# Article
[start]

I think members are broadly supportive of the direction of travel. They can understand the drivers that sit behind the changes. Everyone asks when there's change: What does this mean for me? What's treaty going to cost versus what I pay today? How much more capital will I need to hold if I'm retaining more risk and how much more profit am I going to make if I'm retaining more risk and therefore, hopefully more premium? We need to help them through that process.
A lot of those who have been members since the inception of the scheme quite like the way we do things because they've got very used to it. They've got quite wedded to our zonal rating matrix, and they quite like the fact it's uniform across the membership. One of the challenges for us is making sure that we can price each of the treaties appropriately but also fairly, and can retain some of that diversification credit that sits in the pool as a whole. We're probably asking members to do more because treaty will actually give them a lot more flexibility to price terrorism risk themselves, whereas at the moment, they can consult our zonal rating matrix. Members will need to think about how they resource that.
Finally, there may be some systems changes required in-house of the members. We don't underestimate the degree of change that's required here. Therefore, I want to make sure that members are given time to make changes, but that we also listen and we change course as appropriate.
Pool Re is covered in the private market by a £2.5 billion retrocession program and a £100 million catastrophe bond. What appetite does the private market have to take more of Pool Re's risk?

[end]

Records from a data source:

[start]

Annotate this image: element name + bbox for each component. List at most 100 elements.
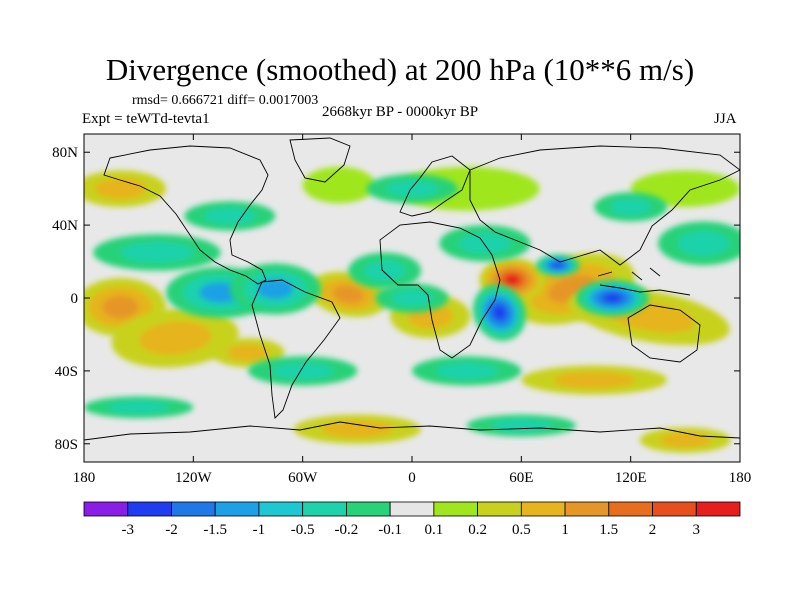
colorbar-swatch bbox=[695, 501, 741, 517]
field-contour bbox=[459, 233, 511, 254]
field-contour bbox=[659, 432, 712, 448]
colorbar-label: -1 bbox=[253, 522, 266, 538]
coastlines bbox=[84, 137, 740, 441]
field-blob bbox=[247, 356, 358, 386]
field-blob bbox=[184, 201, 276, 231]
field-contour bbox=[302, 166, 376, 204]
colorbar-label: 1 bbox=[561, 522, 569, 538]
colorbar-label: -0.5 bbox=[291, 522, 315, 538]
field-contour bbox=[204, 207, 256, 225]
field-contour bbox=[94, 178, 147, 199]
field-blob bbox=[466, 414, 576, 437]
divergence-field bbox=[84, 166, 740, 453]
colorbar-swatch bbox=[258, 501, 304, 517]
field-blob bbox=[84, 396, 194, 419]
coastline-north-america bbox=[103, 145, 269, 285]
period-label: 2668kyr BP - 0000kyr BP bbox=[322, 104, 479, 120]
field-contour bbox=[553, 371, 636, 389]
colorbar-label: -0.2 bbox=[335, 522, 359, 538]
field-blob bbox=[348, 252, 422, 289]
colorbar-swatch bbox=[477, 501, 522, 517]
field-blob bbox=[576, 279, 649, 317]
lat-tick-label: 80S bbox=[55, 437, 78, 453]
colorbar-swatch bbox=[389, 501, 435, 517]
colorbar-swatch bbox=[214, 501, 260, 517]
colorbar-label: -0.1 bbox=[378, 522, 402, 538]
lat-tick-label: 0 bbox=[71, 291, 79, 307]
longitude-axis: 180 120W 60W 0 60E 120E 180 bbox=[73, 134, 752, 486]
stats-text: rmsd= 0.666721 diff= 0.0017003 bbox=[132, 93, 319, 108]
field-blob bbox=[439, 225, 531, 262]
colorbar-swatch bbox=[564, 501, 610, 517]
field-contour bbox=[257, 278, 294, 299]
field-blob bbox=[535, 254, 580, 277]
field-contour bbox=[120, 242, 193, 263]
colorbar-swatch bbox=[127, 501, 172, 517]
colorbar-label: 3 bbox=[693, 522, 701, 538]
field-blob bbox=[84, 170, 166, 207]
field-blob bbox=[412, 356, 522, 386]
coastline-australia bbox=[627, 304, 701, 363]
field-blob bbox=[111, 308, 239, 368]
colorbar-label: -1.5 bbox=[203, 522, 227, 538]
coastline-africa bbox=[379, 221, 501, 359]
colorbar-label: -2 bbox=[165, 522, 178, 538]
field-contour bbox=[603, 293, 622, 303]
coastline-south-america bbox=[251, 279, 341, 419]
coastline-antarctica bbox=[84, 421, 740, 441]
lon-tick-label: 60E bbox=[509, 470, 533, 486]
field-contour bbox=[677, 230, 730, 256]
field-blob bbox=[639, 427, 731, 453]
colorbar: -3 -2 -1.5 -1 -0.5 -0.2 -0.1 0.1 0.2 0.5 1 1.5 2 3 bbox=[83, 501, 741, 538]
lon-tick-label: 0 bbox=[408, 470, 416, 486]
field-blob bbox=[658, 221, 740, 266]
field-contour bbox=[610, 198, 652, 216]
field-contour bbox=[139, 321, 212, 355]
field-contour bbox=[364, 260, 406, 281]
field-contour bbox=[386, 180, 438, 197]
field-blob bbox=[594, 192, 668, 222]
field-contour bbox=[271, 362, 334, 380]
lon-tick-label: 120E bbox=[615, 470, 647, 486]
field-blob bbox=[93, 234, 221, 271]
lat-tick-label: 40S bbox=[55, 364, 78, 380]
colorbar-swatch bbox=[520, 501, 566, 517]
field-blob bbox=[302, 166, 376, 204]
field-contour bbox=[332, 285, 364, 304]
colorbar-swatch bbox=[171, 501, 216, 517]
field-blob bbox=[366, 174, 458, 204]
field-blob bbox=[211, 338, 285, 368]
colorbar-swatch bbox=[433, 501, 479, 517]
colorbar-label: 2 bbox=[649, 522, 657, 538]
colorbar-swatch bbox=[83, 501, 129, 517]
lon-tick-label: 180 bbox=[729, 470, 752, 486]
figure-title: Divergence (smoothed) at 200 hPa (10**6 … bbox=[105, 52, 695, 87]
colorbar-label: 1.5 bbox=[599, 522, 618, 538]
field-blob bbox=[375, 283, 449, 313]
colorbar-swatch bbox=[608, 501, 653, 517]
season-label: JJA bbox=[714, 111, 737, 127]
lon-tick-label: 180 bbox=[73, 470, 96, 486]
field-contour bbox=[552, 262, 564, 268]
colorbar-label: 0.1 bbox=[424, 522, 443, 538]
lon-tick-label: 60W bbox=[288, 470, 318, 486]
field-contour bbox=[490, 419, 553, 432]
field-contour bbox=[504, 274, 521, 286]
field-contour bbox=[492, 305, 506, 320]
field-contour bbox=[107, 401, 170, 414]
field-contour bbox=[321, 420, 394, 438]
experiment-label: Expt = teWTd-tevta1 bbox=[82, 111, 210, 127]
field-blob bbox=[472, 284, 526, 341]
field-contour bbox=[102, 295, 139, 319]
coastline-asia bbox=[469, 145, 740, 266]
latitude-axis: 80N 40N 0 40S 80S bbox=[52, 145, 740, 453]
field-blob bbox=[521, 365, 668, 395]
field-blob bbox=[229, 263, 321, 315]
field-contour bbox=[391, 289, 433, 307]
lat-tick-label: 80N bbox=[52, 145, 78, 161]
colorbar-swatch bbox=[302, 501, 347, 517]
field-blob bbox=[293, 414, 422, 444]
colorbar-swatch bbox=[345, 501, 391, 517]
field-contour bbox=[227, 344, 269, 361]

[end]

# What to work on
1. Duplicate the passage of the interview between "I think members" and "through that process.", inclusive.
2. Format the lines of the records between the lines holding "colorbar-swatch bbox=[695, 501, 741, 517]" and "field-blob bbox=[658, 221, 740, 266]", inclusive, as a Markdown table with columns Row and Entry, skipping blank lines and giving only those lines.
The records bear no relation to the interview.

# Responses for each task
1.
I think members are broadly supportive of the direction of travel. They can understand the drivers that sit behind the changes. Everyone asks when there's change: What does this mean for me? What's treaty going to cost versus what I pay today? How much more capital will I need to hold if I'm retaining more risk and how much more profit am I going to make if I'm retaining more risk and therefore, hopefully more premium? We need to help them through that process.

2.
| Row | Entry |
|---|---|
| 1 | colorbar-swatch bbox=[695, 501, 741, 517] |
| 2 | field-contour bbox=[459, 233, 511, 254] |
| 3 | field-contour bbox=[659, 432, 712, 448] |
| 4 | colorbar-label: -1 bbox=[253, 522, 266, 538] |
| 5 | coastlines bbox=[84, 137, 740, 441] |
| 6 | field-blob bbox=[247, 356, 358, 386] |
| 7 | field-blob bbox=[184, 201, 276, 231] |
| 8 | field-contour bbox=[302, 166, 376, 204] |
| 9 | colorbar-label: 1 bbox=[561, 522, 569, 538] |
| 10 | colorbar-label: -0.5 bbox=[291, 522, 315, 538] |
| 11 | field-contour bbox=[204, 207, 256, 225] |
| 12 | field-contour bbox=[94, 178, 147, 199] |
| 13 | field-blob bbox=[466, 414, 576, 437] |
| 14 | divergence-field bbox=[84, 166, 740, 453] |
| 15 | colorbar-swatch bbox=[258, 501, 304, 517] |
| 16 | field-blob bbox=[84, 396, 194, 419] |
| 17 | coastline-north-america bbox=[103, 145, 269, 285] |
| 18 | period-label: 2668kyr BP - 0000kyr BP bbox=[322, 104, 479, 120] |
| 19 | field-contour bbox=[553, 371, 636, 389] |
| 20 | colorbar-label: -0.2 bbox=[335, 522, 359, 538] |
| 21 | field-blob bbox=[348, 252, 422, 289] |
| 22 | colorbar-swatch bbox=[477, 501, 522, 517] |
| 23 | field-blob bbox=[576, 279, 649, 317] |
| 24 | lat-tick-label: 80S bbox=[55, 437, 78, 453] |
| 25 | colorbar-swatch bbox=[389, 501, 435, 517] |
| 26 | colorbar-swatch bbox=[214, 501, 260, 517] |
| 27 | colorbar-label: -0.1 bbox=[378, 522, 402, 538] |
| 28 | lat-tick-label: 0 bbox=[71, 291, 79, 307] |
| 29 | longitude-axis: 180 120W 60W 0 60E 120E 180 bbox=[73, 134, 752, 486] |
| 30 | stats-text: rmsd= 0.666721 diff= 0.0017003 bbox=[132, 93, 319, 108] |
| 31 | field-blob bbox=[439, 225, 531, 262] |
| 32 | colorbar-swatch bbox=[564, 501, 610, 517] |
| 33 | field-contour bbox=[257, 278, 294, 299] |
| 34 | field-blob bbox=[535, 254, 580, 277] |
| 35 | field-contour bbox=[120, 242, 193, 263] |
| 36 | colorbar-swatch bbox=[127, 501, 172, 517] |
| 37 | colorbar-label: 3 bbox=[693, 522, 701, 538] |
| 38 | field-blob bbox=[84, 170, 166, 207] |
| 39 | field-blob bbox=[412, 356, 522, 386] |
| 40 | coastline-australia bbox=[627, 304, 701, 363] |
| 41 | field-blob bbox=[111, 308, 239, 368] |
| 42 | colorbar-label: -1.5 bbox=[203, 522, 227, 538] |
| 43 | coastline-africa bbox=[379, 221, 501, 359] |
| 44 | colorbar-label: -2 bbox=[165, 522, 178, 538] |
| 45 | field-contour bbox=[603, 293, 622, 303] |
| 46 | coastline-south-america bbox=[251, 279, 341, 419] |
| 47 | coastline-antarctica bbox=[84, 421, 740, 441] |
| 48 | lon-tick-label: 60E bbox=[509, 470, 533, 486] |
| 49 | field-contour bbox=[677, 230, 730, 256] |
| 50 | field-blob bbox=[639, 427, 731, 453] |
| 51 | colorbar: -3 -2 -1.5 -1 -0.5 -0.2 -0.1 0.1 0.2 0.5 1 1.5 2 3 bbox=[83, 501, 741, 538] |
| 52 | lon-tick-label: 0 bbox=[408, 470, 416, 486] |
| 53 | field-blob bbox=[658, 221, 740, 266] |